■ TASK TO CARRY OUT ■
Repeat the data verbatim.

[start of MATERIAL TO PROCESS]

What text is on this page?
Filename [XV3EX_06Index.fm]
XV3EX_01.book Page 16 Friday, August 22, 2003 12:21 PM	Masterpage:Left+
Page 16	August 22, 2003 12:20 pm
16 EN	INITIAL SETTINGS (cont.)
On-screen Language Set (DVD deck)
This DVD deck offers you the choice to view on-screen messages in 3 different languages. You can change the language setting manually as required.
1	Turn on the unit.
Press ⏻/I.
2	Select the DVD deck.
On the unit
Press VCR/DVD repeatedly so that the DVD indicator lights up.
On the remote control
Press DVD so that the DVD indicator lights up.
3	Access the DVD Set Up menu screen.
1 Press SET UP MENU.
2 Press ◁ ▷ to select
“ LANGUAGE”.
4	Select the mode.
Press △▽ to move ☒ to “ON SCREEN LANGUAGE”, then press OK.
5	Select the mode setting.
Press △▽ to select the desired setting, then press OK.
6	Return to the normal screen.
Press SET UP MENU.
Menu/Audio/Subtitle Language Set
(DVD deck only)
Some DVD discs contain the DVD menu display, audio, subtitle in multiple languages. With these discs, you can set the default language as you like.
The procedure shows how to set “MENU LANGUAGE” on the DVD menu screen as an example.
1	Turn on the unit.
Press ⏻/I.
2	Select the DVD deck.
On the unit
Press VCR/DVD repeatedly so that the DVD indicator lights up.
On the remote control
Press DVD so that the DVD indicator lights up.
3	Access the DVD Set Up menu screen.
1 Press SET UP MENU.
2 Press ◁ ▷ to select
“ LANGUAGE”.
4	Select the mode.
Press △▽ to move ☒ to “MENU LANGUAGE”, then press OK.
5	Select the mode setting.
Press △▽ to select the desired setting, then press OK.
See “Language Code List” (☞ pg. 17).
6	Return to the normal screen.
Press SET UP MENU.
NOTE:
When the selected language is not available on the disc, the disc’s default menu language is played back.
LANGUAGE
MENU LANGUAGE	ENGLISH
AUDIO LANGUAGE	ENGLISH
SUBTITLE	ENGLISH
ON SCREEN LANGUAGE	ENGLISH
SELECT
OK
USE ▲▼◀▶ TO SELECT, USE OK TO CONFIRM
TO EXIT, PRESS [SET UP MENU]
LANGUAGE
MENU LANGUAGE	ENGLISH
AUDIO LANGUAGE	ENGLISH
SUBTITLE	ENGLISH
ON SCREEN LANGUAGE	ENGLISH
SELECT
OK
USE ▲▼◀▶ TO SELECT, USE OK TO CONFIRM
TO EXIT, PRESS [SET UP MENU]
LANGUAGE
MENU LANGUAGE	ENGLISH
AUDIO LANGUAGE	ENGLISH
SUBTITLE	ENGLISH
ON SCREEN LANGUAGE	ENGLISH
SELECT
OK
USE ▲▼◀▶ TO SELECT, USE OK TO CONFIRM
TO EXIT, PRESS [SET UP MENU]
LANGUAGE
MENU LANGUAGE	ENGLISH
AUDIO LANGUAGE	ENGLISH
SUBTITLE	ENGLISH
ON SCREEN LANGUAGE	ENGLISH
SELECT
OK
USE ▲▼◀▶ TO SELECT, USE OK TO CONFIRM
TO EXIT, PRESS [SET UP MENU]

[end of MATERIAL TO PROCESS]

■ FINISHED TASK ■
What text is on this page?
Filename [XV3EX_06Index.fm]
XV3EX_01.book Page 16 Friday, August 22, 2003 12:21 PM	Masterpage:Left+
Page 16	August 22, 2003 12:20 pm
16 EN	INITIAL SETTINGS (cont.)
On-screen Language Set (DVD deck)
This DVD deck offers you the choice to view on-screen messages in 3 different languages. You can change the language setting manually as required.
1	Turn on the unit.
Press ⏻/I.
2	Select the DVD deck.
On the unit
Press VCR/DVD repeatedly so that the DVD indicator lights up.
On the remote control
Press DVD so that the DVD indicator lights up.
3	Access the DVD Set Up menu screen.
1 Press SET UP MENU.
2 Press ◁ ▷ to select
“ LANGUAGE”.
4	Select the mode.
Press △▽ to move ☒ to “ON SCREEN LANGUAGE”, then press OK.
5	Select the mode setting.
Press △▽ to select the desired setting, then press OK.
6	Return to the normal screen.
Press SET UP MENU.
Menu/Audio/Subtitle Language Set
(DVD deck only)
Some DVD discs contain the DVD menu display, audio, subtitle in multiple languages. With these discs, you can set the default language as you like.
The procedure shows how to set “MENU LANGUAGE” on the DVD menu screen as an example.
1	Turn on the unit.
Press ⏻/I.
2	Select the DVD deck.
On the unit
Press VCR/DVD repeatedly so that the DVD indicator lights up.
On the remote control
Press DVD so that the DVD indicator lights up.
3	Access the DVD Set Up menu screen.
1 Press SET UP MENU.
2 Press ◁ ▷ to select
“ LANGUAGE”.
4	Select the mode.
Press △▽ to move ☒ to “MENU LANGUAGE”, then press OK.
5	Select the mode setting.
Press △▽ to select the desired setting, then press OK.
See “Language Code List” (☞ pg. 17).
6	Return to the normal screen.
Press SET UP MENU.
NOTE:
When the selected language is not available on the disc, the disc’s default menu language is played back.
LANGUAGE
MENU LANGUAGE	ENGLISH
AUDIO LANGUAGE	ENGLISH
SUBTITLE	ENGLISH
ON SCREEN LANGUAGE	ENGLISH
SELECT
OK
USE ▲▼◀▶ TO SELECT, USE OK TO CONFIRM
TO EXIT, PRESS [SET UP MENU]
LANGUAGE
MENU LANGUAGE	ENGLISH
AUDIO LANGUAGE	ENGLISH
SUBTITLE	ENGLISH
ON SCREEN LANGUAGE	ENGLISH
SELECT
OK
USE ▲▼◀▶ TO SELECT, USE OK TO CONFIRM
TO EXIT, PRESS [SET UP MENU]
LANGUAGE
MENU LANGUAGE	ENGLISH
AUDIO LANGUAGE	ENGLISH
SUBTITLE	ENGLISH
ON SCREEN LANGUAGE	ENGLISH
SELECT
OK
USE ▲▼◀▶ TO SELECT, USE OK TO CONFIRM
TO EXIT, PRESS [SET UP MENU]
LANGUAGE
MENU LANGUAGE	ENGLISH
AUDIO LANGUAGE	ENGLISH
SUBTITLE	ENGLISH
ON SCREEN LANGUAGE	ENGLISH
SELECT
OK
USE ▲▼◀▶ TO SELECT, USE OK TO CONFIRM
TO EXIT, PRESS [SET UP MENU]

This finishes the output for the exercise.